The entries that follow should be written out exactly.

● **Data entries for graphics**:
# # # #

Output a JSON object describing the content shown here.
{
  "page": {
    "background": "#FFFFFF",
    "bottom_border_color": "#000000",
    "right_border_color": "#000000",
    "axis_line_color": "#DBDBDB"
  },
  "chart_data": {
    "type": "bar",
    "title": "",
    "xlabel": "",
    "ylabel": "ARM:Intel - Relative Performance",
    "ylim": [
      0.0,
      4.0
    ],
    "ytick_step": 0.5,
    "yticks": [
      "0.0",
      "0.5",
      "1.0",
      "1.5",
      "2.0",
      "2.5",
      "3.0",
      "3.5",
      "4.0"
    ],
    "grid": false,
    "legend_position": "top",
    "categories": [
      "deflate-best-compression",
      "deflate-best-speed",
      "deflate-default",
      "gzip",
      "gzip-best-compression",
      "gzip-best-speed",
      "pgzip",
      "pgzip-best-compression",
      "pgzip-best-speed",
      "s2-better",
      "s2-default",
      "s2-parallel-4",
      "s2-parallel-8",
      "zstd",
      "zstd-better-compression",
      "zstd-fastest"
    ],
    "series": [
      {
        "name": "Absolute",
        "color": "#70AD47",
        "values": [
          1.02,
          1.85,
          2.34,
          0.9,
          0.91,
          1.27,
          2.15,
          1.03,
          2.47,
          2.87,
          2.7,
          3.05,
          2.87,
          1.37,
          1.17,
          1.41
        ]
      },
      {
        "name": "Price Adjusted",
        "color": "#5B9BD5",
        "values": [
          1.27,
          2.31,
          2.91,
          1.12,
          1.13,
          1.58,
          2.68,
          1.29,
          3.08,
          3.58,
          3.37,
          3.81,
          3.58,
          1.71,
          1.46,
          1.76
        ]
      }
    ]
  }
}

# # # #

● **Answer to the exercise**:
Output a JSON object describing the content shown here.
{
  "page": {
    "background": "#FFFFFF",
    "bottom_border_color": "#000000",
    "right_border_color": "#000000",
    "axis_line_color": "#DBDBDB"
  },
  "chart_data": {
    "type": "bar",
    "title": "",
    "xlabel": "",
    "ylabel": "ARM:Intel - Relative Performance",
    "ylim": [
      0.0,
      4.0
    ],
    "ytick_step": 0.5,
    "yticks": [
      "0.0",
      "0.5",
      "1.0",
      "1.5",
      "2.0",
      "2.5",
      "3.0",
      "3.5",
      "4.0"
    ],
    "grid": false,
    "legend_position": "top",
    "categories": [
      "deflate-best-compression",
      "deflate-best-speed",
      "deflate-default",
      "gzip",
      "gzip-best-compression",
      "gzip-best-speed",
      "pgzip",
      "pgzip-best-compression",
      "pgzip-best-speed",
      "s2-better",
      "s2-default",
      "s2-parallel-4",
      "s2-parallel-8",
      "zstd",
      "zstd-better-compression",
      "zstd-fastest"
    ],
    "series": [
      {
        "name": "Absolute",
        "color": "#70AD47",
        "values": [
          1.02,
          1.85,
          2.34,
          0.9,
          0.91,
          1.27,
          2.15,
          1.03,
          2.47,
          2.87,
          2.7,
          3.05,
          2.87,
          1.37,
          1.17,
          1.41
        ]
      },
      {
        "name": "Price Adjusted",
        "color": "#5B9BD5",
        "values": [
          1.27,
          2.31,
          2.91,
          1.12,
          1.13,
          1.58,
          2.68,
          1.29,
          3.08,
          3.58,
          3.37,
          3.81,
          3.58,
          1.71,
          1.46,
          1.76
        ]
      }
    ]
  }
}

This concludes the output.